### DIRECTION
Read through the records below and copy each line that uses the word "Databases".

:: RECORD SET

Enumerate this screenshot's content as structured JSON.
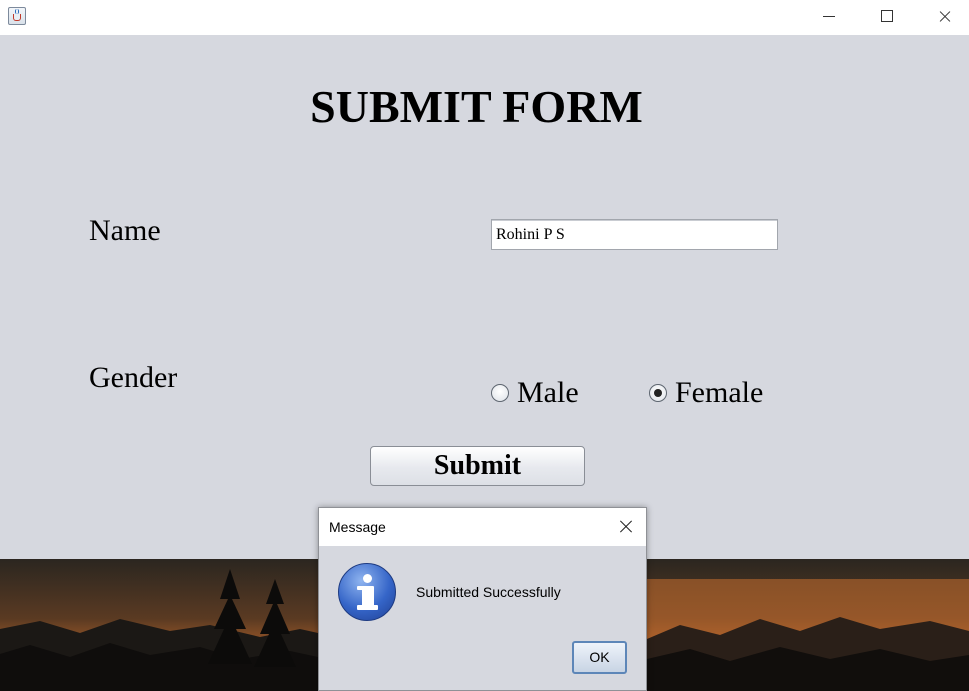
{
  "window": {
    "icon": "java-cup-icon",
    "controls": [
      "minimize",
      "maximize",
      "close"
    ]
  },
  "form": {
    "title": "SUBMIT FORM",
    "name_label": "Name",
    "name_value": "Rohini P S",
    "gender_label": "Gender",
    "gender_options": [
      {
        "label": "Male",
        "selected": false
      },
      {
        "label": "Female",
        "selected": true
      }
    ],
    "submit_label": "Submit"
  },
  "dialog": {
    "title": "Message",
    "icon": "info-icon",
    "message": "Submitted Successfully",
    "ok_label": "OK"
  },
  "colors": {
    "form_background": "#d6d8df",
    "info_icon_blue": "#3565c8",
    "ok_border": "#5d86b8"
  }
}
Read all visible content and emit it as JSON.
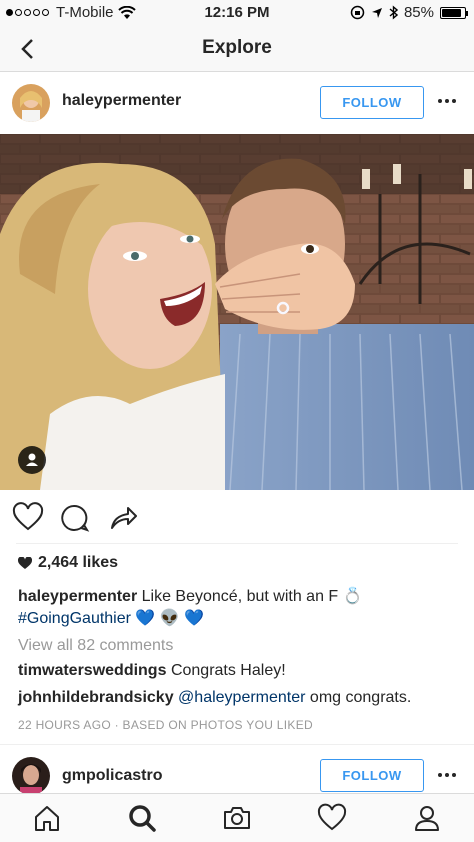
{
  "status_bar": {
    "carrier": "T-Mobile",
    "time": "12:16 PM",
    "battery": "85%",
    "battery_level": 0.85,
    "signal_bars": 1
  },
  "nav": {
    "title": "Explore",
    "back_icon": "chevron-left-icon"
  },
  "post": {
    "username": "haleypermenter",
    "follow_label": "FOLLOW",
    "likes": "2,464 likes",
    "caption_username": "haleypermenter",
    "caption_text": "Like Beyoncé, but with an F 💍",
    "caption_hashtag": "#GoingGauthier",
    "caption_emoji": "💙 👽 💙",
    "view_all_comments": "View all 82 comments",
    "comments": [
      {
        "username": "timwatersweddings",
        "text": "Congrats Haley!"
      },
      {
        "username": "johnhildebrandsicky",
        "mention": "@haleypermenter",
        "text": "omg congrats."
      }
    ],
    "timestamp": "22 HOURS AGO",
    "timestamp_separator": " · ",
    "timestamp_source": "BASED ON PHOTOS YOU LIKED"
  },
  "next_post": {
    "username": "gmpolicastro",
    "follow_label": "FOLLOW"
  },
  "tab_bar": {
    "items": [
      "home-icon",
      "search-icon",
      "camera-icon",
      "heart-icon",
      "profile-icon"
    ],
    "active": "search-icon"
  },
  "colors": {
    "accent": "#3897f0",
    "link": "#003569",
    "muted": "#999999",
    "text": "#262626"
  }
}
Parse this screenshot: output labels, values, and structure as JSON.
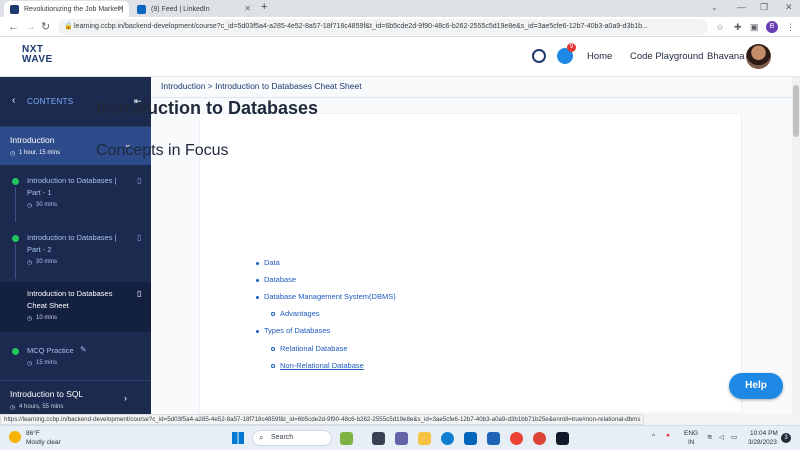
{
  "browser": {
    "tabs": [
      {
        "title": "Revolutionizing the Job Market |",
        "active": true,
        "favicon_color": "#1e3a6e"
      },
      {
        "title": "(9) Feed | LinkedIn",
        "active": false,
        "favicon_color": "#0a66c2"
      }
    ],
    "new_tab": "+",
    "url": "learning.ccbp.in/backend-development/course?c_id=5d03f5a4-a285-4e52-8a57-18f718c4859f&t_id=6b5cde2d-9f90-48c6-b262-2555c5d19e8e&s_id=3ae5cfe6-12b7-40b3-a0a9-d3b1b...",
    "profile_initial": "B"
  },
  "header": {
    "logo_line1": "NXT",
    "logo_line2": "WAVE",
    "notification_count": "9",
    "nav": [
      "Home",
      "Code Playground"
    ],
    "user_name": "Bhavana"
  },
  "sidebar": {
    "contents_label": "CONTENTS",
    "module": {
      "title": "Introduction",
      "duration": "1 hour, 15 mins"
    },
    "lessons": [
      {
        "title_1": "Introduction to Databases |",
        "title_2": "Part - 1",
        "duration": "30 mins"
      },
      {
        "title_1": "Introduction to Databases |",
        "title_2": "Part - 2",
        "duration": "30 mins"
      },
      {
        "title_1": "Introduction to Databases",
        "title_2": "Cheat Sheet",
        "duration": "10 mins"
      },
      {
        "title_1": "MCQ Practice",
        "title_2": "",
        "duration": "15 mins"
      }
    ],
    "next_module": {
      "title": "Introduction to SQL",
      "duration": "4 hours, 55 mins"
    }
  },
  "main": {
    "breadcrumb": "Introduction > Introduction to Databases Cheat Sheet",
    "title": "Introduction to Databases",
    "section_title": "Concepts in Focus",
    "topics": [
      {
        "label": "Data",
        "level": 1
      },
      {
        "label": "Database",
        "level": 1
      },
      {
        "label": "Database Management System(DBMS)",
        "level": 1
      },
      {
        "label": "Advantages",
        "level": 2
      },
      {
        "label": "Types of Databases",
        "level": 1
      },
      {
        "label": "Relational Database",
        "level": 2
      },
      {
        "label": "Non-Relational Database",
        "level": 2
      }
    ],
    "help_label": "Help"
  },
  "status_url": "https://learning.ccbp.in/backend-development/course?c_id=5d03f5a4-a285-4e52-8a57-18f718c4859f&t_id=6b5cde2d-9f90-48c6-b262-2555c5d19e8e&s_id=3ae5cfe6-12b7-40b3-a0a9-d3b1bb71b25e&enroll=true#non-relational-dbms",
  "taskbar": {
    "weather_temp": "86°F",
    "weather_desc": "Mostly clear",
    "search_label": "Search",
    "lang_1": "ENG",
    "lang_2": "IN",
    "time": "10:04 PM",
    "date": "3/28/2023",
    "notif_count": "3"
  },
  "colors": {
    "sidebar": "#1b2a4e",
    "module_active": "#2d4a8a",
    "link": "#1e5bbf",
    "help": "#1e88e5"
  }
}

::::

### ANSWER TO THE TASK
        "title_1": "Introduction to Databases |",
        "title_1": "Introduction to Databases |",
        "title_1": "Introduction to Databases",
    "breadcrumb": "Introduction > Introduction to Databases Cheat Sheet",
    "title": "Introduction to Databases",
        "label": "Types of Databases",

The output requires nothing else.